• **Your goal**
List all the lines in these records that hold "страховая".

----

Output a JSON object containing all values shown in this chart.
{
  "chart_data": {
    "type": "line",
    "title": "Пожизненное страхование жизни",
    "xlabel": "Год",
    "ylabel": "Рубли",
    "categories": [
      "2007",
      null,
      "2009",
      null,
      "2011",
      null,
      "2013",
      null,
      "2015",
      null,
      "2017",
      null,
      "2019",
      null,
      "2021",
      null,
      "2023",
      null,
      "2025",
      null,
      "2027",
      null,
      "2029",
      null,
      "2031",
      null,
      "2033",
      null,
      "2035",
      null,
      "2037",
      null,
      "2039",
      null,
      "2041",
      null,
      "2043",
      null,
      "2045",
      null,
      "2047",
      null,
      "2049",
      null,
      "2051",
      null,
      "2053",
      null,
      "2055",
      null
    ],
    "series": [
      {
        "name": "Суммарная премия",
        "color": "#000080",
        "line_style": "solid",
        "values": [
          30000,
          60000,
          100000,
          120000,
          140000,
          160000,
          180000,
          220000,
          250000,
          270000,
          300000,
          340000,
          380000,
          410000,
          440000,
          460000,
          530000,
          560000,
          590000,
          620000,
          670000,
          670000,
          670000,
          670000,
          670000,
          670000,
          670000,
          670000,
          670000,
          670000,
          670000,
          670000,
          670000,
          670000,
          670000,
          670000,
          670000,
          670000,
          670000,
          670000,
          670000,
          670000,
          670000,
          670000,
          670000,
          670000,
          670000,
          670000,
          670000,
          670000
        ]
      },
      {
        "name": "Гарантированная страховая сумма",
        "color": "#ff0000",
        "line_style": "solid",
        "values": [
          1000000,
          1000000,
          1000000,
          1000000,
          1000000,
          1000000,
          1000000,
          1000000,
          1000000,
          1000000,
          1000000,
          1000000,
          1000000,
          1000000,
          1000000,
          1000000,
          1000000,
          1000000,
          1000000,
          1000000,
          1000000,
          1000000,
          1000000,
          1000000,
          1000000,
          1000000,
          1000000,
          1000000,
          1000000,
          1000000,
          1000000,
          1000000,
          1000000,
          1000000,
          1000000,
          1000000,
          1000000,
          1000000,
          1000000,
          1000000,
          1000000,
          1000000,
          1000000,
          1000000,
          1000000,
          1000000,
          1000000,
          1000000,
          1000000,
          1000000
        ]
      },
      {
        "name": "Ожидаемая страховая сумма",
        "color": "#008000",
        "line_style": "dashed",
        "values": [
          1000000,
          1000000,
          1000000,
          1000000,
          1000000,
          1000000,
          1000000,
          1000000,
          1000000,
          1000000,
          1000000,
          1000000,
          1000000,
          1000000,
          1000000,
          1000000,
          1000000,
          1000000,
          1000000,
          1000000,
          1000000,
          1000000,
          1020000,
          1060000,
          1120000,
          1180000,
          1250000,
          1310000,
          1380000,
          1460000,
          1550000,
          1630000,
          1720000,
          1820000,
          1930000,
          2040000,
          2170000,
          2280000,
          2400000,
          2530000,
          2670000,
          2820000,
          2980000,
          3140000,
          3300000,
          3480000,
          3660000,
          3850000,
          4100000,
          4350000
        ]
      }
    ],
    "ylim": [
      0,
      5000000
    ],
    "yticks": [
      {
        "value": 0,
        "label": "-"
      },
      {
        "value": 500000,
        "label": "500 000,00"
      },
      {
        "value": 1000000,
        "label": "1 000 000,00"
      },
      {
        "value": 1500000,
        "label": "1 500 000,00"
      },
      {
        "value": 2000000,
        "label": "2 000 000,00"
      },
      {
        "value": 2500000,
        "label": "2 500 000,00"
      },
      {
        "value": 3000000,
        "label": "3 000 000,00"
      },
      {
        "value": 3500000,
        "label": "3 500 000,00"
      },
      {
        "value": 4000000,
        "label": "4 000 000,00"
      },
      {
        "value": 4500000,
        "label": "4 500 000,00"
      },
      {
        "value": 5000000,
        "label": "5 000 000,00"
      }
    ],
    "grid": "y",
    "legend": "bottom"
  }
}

----

• **Answer for this exercise**
        "name": "Гарантированная страховая сумма",
        "name": "Ожидаемая страховая сумма",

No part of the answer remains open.